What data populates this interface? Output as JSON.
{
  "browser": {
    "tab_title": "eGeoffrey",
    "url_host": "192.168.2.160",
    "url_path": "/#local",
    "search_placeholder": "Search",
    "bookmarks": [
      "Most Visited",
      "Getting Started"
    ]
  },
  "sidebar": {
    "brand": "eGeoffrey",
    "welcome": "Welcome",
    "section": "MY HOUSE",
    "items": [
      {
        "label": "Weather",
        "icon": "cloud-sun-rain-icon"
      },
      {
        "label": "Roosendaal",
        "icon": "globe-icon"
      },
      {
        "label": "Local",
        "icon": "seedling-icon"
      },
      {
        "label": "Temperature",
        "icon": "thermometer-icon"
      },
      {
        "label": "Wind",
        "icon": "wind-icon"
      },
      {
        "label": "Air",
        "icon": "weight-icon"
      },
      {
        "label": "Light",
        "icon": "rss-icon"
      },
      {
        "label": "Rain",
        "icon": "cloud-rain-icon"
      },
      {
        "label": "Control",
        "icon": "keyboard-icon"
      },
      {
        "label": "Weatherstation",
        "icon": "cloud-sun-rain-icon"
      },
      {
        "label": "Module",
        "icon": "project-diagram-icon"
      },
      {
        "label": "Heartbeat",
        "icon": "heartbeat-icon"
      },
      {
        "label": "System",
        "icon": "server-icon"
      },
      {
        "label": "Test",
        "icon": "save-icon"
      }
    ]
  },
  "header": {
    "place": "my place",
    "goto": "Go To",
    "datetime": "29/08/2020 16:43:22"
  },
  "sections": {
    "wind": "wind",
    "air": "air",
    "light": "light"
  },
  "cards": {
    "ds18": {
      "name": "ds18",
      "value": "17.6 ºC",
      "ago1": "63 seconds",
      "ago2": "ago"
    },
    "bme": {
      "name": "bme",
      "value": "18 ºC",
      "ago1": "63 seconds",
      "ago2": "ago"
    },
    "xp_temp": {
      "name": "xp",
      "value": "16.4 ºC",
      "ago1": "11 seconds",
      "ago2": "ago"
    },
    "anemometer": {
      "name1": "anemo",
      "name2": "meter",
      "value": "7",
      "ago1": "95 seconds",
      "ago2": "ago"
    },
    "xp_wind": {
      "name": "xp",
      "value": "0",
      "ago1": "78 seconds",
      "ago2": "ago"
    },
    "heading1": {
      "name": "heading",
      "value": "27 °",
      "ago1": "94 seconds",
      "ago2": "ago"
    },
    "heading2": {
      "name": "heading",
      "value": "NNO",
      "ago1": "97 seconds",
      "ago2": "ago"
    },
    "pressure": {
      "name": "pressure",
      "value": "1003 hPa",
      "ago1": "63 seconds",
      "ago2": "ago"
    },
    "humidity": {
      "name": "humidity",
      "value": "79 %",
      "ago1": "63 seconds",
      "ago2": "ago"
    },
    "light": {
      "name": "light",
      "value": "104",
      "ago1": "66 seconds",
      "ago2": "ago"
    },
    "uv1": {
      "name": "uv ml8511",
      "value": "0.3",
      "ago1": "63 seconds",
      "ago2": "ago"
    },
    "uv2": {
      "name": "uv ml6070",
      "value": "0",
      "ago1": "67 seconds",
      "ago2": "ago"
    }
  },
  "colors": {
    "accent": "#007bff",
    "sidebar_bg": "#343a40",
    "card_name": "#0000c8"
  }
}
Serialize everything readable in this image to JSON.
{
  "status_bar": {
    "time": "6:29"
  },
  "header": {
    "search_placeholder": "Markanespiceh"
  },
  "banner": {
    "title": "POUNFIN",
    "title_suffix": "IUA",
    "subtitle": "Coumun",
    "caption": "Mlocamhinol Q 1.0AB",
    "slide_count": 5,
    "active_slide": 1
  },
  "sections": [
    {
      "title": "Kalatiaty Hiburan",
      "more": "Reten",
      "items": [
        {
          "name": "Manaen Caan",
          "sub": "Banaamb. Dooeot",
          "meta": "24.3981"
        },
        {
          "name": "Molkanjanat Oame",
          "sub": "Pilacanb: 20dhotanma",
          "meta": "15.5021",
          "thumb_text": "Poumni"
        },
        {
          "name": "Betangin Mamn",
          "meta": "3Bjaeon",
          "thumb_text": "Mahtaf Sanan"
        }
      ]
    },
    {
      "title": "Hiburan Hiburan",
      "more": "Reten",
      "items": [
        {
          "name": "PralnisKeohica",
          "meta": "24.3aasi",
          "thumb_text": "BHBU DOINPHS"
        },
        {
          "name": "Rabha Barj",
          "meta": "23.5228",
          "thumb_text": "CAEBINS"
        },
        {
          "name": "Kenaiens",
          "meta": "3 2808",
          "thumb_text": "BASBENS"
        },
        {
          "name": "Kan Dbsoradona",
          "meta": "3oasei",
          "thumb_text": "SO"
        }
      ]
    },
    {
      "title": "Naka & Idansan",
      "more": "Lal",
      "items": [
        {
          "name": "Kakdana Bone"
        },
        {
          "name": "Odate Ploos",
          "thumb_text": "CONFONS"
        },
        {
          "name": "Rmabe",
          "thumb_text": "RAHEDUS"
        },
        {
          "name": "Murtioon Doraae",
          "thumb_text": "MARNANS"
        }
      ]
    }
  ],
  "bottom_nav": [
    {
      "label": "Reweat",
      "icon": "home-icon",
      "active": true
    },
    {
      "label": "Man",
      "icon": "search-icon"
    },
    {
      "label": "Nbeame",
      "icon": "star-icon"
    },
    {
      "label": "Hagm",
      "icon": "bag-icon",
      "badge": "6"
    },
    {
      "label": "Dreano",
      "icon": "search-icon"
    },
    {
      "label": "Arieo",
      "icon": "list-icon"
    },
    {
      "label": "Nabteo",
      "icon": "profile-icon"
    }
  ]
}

------

Copy the material above back out, exactly as written.

What data populates this interface? Output as JSON.
{
  "browser": {
    "tab_title": "eGeoffrey",
    "url_host": "192.168.2.160",
    "url_path": "/#local",
    "search_placeholder": "Search",
    "bookmarks": [
      "Most Visited",
      "Getting Started"
    ]
  },
  "sidebar": {
    "brand": "eGeoffrey",
    "welcome": "Welcome",
    "section": "MY HOUSE",
    "items": [
      {
        "label": "Weather",
        "icon": "cloud-sun-rain-icon"
      },
      {
        "label": "Roosendaal",
        "icon": "globe-icon"
      },
      {
        "label": "Local",
        "icon": "seedling-icon"
      },
      {
        "label": "Temperature",
        "icon": "thermometer-icon"
      },
      {
        "label": "Wind",
        "icon": "wind-icon"
      },
      {
        "label": "Air",
        "icon": "weight-icon"
      },
      {
        "label": "Light",
        "icon": "rss-icon"
      },
      {
        "label": "Rain",
        "icon": "cloud-rain-icon"
      },
      {
        "label": "Control",
        "icon": "keyboard-icon"
      },
      {
        "label": "Weatherstation",
        "icon": "cloud-sun-rain-icon"
      },
      {
        "label": "Module",
        "icon": "project-diagram-icon"
      },
      {
        "label": "Heartbeat",
        "icon": "heartbeat-icon"
      },
      {
        "label": "System",
        "icon": "server-icon"
      },
      {
        "label": "Test",
        "icon": "save-icon"
      }
    ]
  },
  "header": {
    "place": "my place",
    "goto": "Go To",
    "datetime": "29/08/2020 16:43:22"
  },
  "sections": {
    "wind": "wind",
    "air": "air",
    "light": "light"
  },
  "cards": {
    "ds18": {
      "name": "ds18",
      "value": "17.6 ºC",
      "ago1": "63 seconds",
      "ago2": "ago"
    },
    "bme": {
      "name": "bme",
      "value": "18 ºC",
      "ago1": "63 seconds",
      "ago2": "ago"
    },
    "xp_temp": {
      "name": "xp",
      "value": "16.4 ºC",
      "ago1": "11 seconds",
      "ago2": "ago"
    },
    "anemometer": {
      "name1": "anemo",
      "name2": "meter",
      "value": "7",
      "ago1": "95 seconds",
      "ago2": "ago"
    },
    "xp_wind": {
      "name": "xp",
      "value": "0",
      "ago1": "78 seconds",
      "ago2": "ago"
    },
    "heading1": {
      "name": "heading",
      "value": "27 °",
      "ago1": "94 seconds",
      "ago2": "ago"
    },
    "heading2": {
      "name": "heading",
      "value": "NNO",
      "ago1": "97 seconds",
      "ago2": "ago"
    },
    "pressure": {
      "name": "pressure",
      "value": "1003 hPa",
      "ago1": "63 seconds",
      "ago2": "ago"
    },
    "humidity": {
      "name": "humidity",
      "value": "79 %",
      "ago1": "63 seconds",
      "ago2": "ago"
    },
    "light": {
      "name": "light",
      "value": "104",
      "ago1": "66 seconds",
      "ago2": "ago"
    },
    "uv1": {
      "name": "uv ml8511",
      "value": "0.3",
      "ago1": "63 seconds",
      "ago2": "ago"
    },
    "uv2": {
      "name": "uv ml6070",
      "value": "0",
      "ago1": "67 seconds",
      "ago2": "ago"
    }
  },
  "colors": {
    "accent": "#007bff",
    "sidebar_bg": "#343a40",
    "card_name": "#0000c8"
  }
}
Serialize everything readable in this image to JSON.
{
  "status_bar": {
    "time": "6:29"
  },
  "header": {
    "search_placeholder": "Markanespiceh"
  },
  "banner": {
    "title": "POUNFIN",
    "title_suffix": "IUA",
    "subtitle": "Coumun",
    "caption": "Mlocamhinol Q 1.0AB",
    "slide_count": 5,
    "active_slide": 1
  },
  "sections": [
    {
      "title": "Kalatiaty Hiburan",
      "more": "Reten",
      "items": [
        {
          "name": "Manaen Caan",
          "sub": "Banaamb. Dooeot",
          "meta": "24.3981"
        },
        {
          "name": "Molkanjanat Oame",
          "sub": "Pilacanb: 20dhotanma",
          "meta": "15.5021",
          "thumb_text": "Poumni"
        },
        {
          "name": "Betangin Mamn",
          "meta": "3Bjaeon",
          "thumb_text": "Mahtaf Sanan"
        }
      ]
    },
    {
      "title": "Hiburan Hiburan",
      "more": "Reten",
      "items": [
        {
          "name": "PralnisKeohica",
          "meta": "24.3aasi",
          "thumb_text": "BHBU DOINPHS"
        },
        {
          "name": "Rabha Barj",
          "meta": "23.5228",
          "thumb_text": "CAEBINS"
        },
        {
          "name": "Kenaiens",
          "meta": "3 2808",
          "thumb_text": "BASBENS"
        },
        {
          "name": "Kan Dbsoradona",
          "meta": "3oasei",
          "thumb_text": "SO"
        }
      ]
    },
    {
      "title": "Naka & Idansan",
      "more": "Lal",
      "items": [
        {
          "name": "Kakdana Bone"
        },
        {
          "name": "Odate Ploos",
          "thumb_text": "CONFONS"
        },
        {
          "name": "Rmabe",
          "thumb_text": "RAHEDUS"
        },
        {
          "name": "Murtioon Doraae",
          "thumb_text": "MARNANS"
        }
      ]
    }
  ],
  "bottom_nav": [
    {
      "label": "Reweat",
      "icon": "home-icon",
      "active": true
    },
    {
      "label": "Man",
      "icon": "search-icon"
    },
    {
      "label": "Nbeame",
      "icon": "star-icon"
    },
    {
      "label": "Hagm",
      "icon": "bag-icon",
      "badge": "6"
    },
    {
      "label": "Dreano",
      "icon": "search-icon"
    },
    {
      "label": "Arieo",
      "icon": "list-icon"
    },
    {
      "label": "Nabteo",
      "icon": "profile-icon"
    }
  ]
}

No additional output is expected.